Material
• • • • • • •

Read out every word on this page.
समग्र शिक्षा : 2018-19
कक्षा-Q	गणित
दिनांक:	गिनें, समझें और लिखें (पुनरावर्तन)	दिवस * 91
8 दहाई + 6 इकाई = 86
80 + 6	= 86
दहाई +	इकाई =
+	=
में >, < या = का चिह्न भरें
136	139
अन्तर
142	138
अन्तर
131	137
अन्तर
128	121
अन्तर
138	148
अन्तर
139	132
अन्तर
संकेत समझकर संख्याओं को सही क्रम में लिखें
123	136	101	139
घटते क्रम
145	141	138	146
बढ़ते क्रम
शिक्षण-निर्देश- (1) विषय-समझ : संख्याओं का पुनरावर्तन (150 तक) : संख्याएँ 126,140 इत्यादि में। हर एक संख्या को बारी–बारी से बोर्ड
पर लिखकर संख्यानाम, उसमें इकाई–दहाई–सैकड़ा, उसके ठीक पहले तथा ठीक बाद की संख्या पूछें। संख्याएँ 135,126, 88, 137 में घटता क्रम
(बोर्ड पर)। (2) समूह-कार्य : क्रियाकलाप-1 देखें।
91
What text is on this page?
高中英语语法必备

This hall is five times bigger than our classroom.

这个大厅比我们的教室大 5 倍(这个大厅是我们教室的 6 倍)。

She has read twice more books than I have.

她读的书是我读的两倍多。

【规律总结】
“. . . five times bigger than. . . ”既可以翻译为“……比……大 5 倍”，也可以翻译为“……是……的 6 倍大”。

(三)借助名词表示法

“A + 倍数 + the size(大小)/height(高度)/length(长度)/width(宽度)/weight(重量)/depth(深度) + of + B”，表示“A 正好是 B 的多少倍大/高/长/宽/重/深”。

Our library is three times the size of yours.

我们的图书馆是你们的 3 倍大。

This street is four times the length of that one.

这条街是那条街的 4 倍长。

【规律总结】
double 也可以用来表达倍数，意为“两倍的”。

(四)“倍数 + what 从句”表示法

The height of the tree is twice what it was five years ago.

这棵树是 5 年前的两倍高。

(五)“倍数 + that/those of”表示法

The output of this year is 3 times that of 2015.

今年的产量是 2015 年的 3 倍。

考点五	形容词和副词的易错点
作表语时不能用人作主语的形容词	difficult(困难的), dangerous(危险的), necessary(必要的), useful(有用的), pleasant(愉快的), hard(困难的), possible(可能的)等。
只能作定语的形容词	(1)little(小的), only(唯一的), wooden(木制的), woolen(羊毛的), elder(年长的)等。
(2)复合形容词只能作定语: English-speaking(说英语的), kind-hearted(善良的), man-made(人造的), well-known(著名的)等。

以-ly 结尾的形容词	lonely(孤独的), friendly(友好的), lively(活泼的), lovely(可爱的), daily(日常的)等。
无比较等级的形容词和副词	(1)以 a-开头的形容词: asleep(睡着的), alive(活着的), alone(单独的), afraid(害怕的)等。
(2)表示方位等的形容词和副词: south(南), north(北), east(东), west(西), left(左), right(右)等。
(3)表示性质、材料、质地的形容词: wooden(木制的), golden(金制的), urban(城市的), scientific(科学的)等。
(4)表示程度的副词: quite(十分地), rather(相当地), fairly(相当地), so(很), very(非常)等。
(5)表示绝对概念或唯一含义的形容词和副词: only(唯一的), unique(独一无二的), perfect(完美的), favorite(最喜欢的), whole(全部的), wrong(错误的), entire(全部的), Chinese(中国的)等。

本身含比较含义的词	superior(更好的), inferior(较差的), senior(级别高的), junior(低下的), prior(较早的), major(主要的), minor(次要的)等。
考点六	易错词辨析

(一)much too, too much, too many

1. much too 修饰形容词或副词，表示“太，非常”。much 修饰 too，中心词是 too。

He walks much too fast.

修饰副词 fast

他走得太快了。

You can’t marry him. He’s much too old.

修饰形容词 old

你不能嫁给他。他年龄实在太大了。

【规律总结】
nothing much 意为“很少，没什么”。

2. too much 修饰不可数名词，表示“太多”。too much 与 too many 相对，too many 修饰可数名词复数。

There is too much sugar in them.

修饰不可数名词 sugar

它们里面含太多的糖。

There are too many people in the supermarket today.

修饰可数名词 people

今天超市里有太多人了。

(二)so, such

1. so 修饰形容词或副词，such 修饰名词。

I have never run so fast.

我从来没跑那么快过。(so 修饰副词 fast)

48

• • • • • • •

Each record above should be output again exactly.

Read out every word on this page.
समग्र शिक्षा : 2018-19
कक्षा-Q	गणित
दिनांक:	गिनें, समझें और लिखें (पुनरावर्तन)	दिवस * 91
8 दहाई + 6 इकाई = 86
80 + 6	= 86
दहाई +	इकाई =
+	=
में >, < या = का चिह्न भरें
136	139
अन्तर
142	138
अन्तर
131	137
अन्तर
128	121
अन्तर
138	148
अन्तर
139	132
अन्तर
संकेत समझकर संख्याओं को सही क्रम में लिखें
123	136	101	139
घटते क्रम
145	141	138	146
बढ़ते क्रम
शिक्षण-निर्देश- (1) विषय-समझ : संख्याओं का पुनरावर्तन (150 तक) : संख्याएँ 126,140 इत्यादि में। हर एक संख्या को बारी–बारी से बोर्ड
पर लिखकर संख्यानाम, उसमें इकाई–दहाई–सैकड़ा, उसके ठीक पहले तथा ठीक बाद की संख्या पूछें। संख्याएँ 135,126, 88, 137 में घटता क्रम
(बोर्ड पर)। (2) समूह-कार्य : क्रियाकलाप-1 देखें।
91
What text is on this page?
高中英语语法必备

This hall is five times bigger than our classroom.

这个大厅比我们的教室大 5 倍(这个大厅是我们教室的 6 倍)。

She has read twice more books than I have.

她读的书是我读的两倍多。

【规律总结】
“. . . five times bigger than. . . ”既可以翻译为“……比……大 5 倍”，也可以翻译为“……是……的 6 倍大”。

(三)借助名词表示法

“A + 倍数 + the size(大小)/height(高度)/length(长度)/width(宽度)/weight(重量)/depth(深度) + of + B”，表示“A 正好是 B 的多少倍大/高/长/宽/重/深”。

Our library is three times the size of yours.

我们的图书馆是你们的 3 倍大。

This street is four times the length of that one.

这条街是那条街的 4 倍长。

【规律总结】
double 也可以用来表达倍数，意为“两倍的”。

(四)“倍数 + what 从句”表示法

The height of the tree is twice what it was five years ago.

这棵树是 5 年前的两倍高。

(五)“倍数 + that/those of”表示法

The output of this year is 3 times that of 2015.

今年的产量是 2015 年的 3 倍。

考点五	形容词和副词的易错点
作表语时不能用人作主语的形容词	difficult(困难的), dangerous(危险的), necessary(必要的), useful(有用的), pleasant(愉快的), hard(困难的), possible(可能的)等。
只能作定语的形容词	(1)little(小的), only(唯一的), wooden(木制的), woolen(羊毛的), elder(年长的)等。
(2)复合形容词只能作定语: English-speaking(说英语的), kind-hearted(善良的), man-made(人造的), well-known(著名的)等。

以-ly 结尾的形容词	lonely(孤独的), friendly(友好的), lively(活泼的), lovely(可爱的), daily(日常的)等。
无比较等级的形容词和副词	(1)以 a-开头的形容词: asleep(睡着的), alive(活着的), alone(单独的), afraid(害怕的)等。
(2)表示方位等的形容词和副词: south(南), north(北), east(东), west(西), left(左), right(右)等。
(3)表示性质、材料、质地的形容词: wooden(木制的), golden(金制的), urban(城市的), scientific(科学的)等。
(4)表示程度的副词: quite(十分地), rather(相当地), fairly(相当地), so(很), very(非常)等。
(5)表示绝对概念或唯一含义的形容词和副词: only(唯一的), unique(独一无二的), perfect(完美的), favorite(最喜欢的), whole(全部的), wrong(错误的), entire(全部的), Chinese(中国的)等。

本身含比较含义的词	superior(更好的), inferior(较差的), senior(级别高的), junior(低下的), prior(较早的), major(主要的), minor(次要的)等。
考点六	易错词辨析

(一)much too, too much, too many

1. much too 修饰形容词或副词，表示“太，非常”。much 修饰 too，中心词是 too。

He walks much too fast.

修饰副词 fast

他走得太快了。

You can’t marry him. He’s much too old.

修饰形容词 old

你不能嫁给他。他年龄实在太大了。

【规律总结】
nothing much 意为“很少，没什么”。

2. too much 修饰不可数名词，表示“太多”。too much 与 too many 相对，too many 修饰可数名词复数。

There is too much sugar in them.

修饰不可数名词 sugar

它们里面含太多的糖。

There are too many people in the supermarket today.

修饰可数名词 people

今天超市里有太多人了。

(二)so, such

1. so 修饰形容词或副词，such 修饰名词。

I have never run so fast.

我从来没跑那么快过。(so 修饰副词 fast)

48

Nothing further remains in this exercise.